Short task: Repeat, exactly and completely, the material that follows. Omit the pictures.

Provided data:
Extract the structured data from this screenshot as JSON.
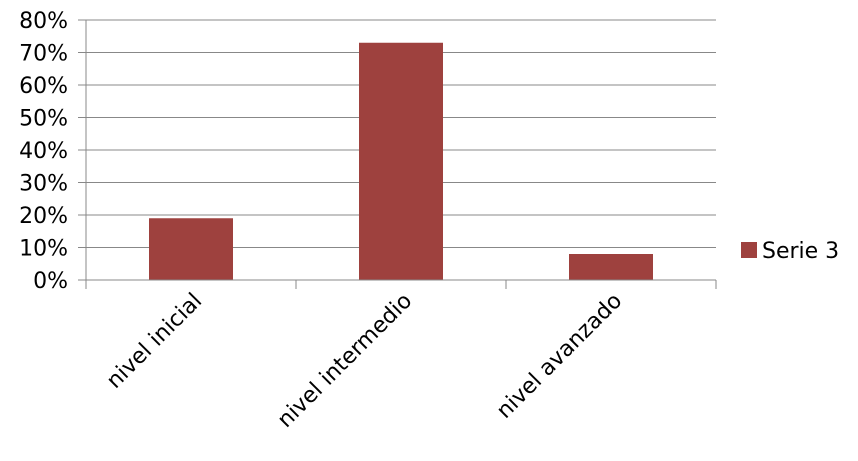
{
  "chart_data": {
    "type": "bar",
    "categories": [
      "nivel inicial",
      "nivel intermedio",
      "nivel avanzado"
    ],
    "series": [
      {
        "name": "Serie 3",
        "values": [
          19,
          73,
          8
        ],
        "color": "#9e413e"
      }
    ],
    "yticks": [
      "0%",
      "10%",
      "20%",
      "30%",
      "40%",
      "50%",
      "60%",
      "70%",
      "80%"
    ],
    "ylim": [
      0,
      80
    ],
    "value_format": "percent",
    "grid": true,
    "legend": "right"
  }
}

Task result:
Extract the structured data from this screenshot as JSON.
{
  "chart_data": {
    "type": "bar",
    "categories": [
      "nivel inicial",
      "nivel intermedio",
      "nivel avanzado"
    ],
    "series": [
      {
        "name": "Serie 3",
        "values": [
          19,
          73,
          8
        ],
        "color": "#9e413e"
      }
    ],
    "yticks": [
      "0%",
      "10%",
      "20%",
      "30%",
      "40%",
      "50%",
      "60%",
      "70%",
      "80%"
    ],
    "ylim": [
      0,
      80
    ],
    "value_format": "percent",
    "grid": true,
    "legend": "right"
  }
}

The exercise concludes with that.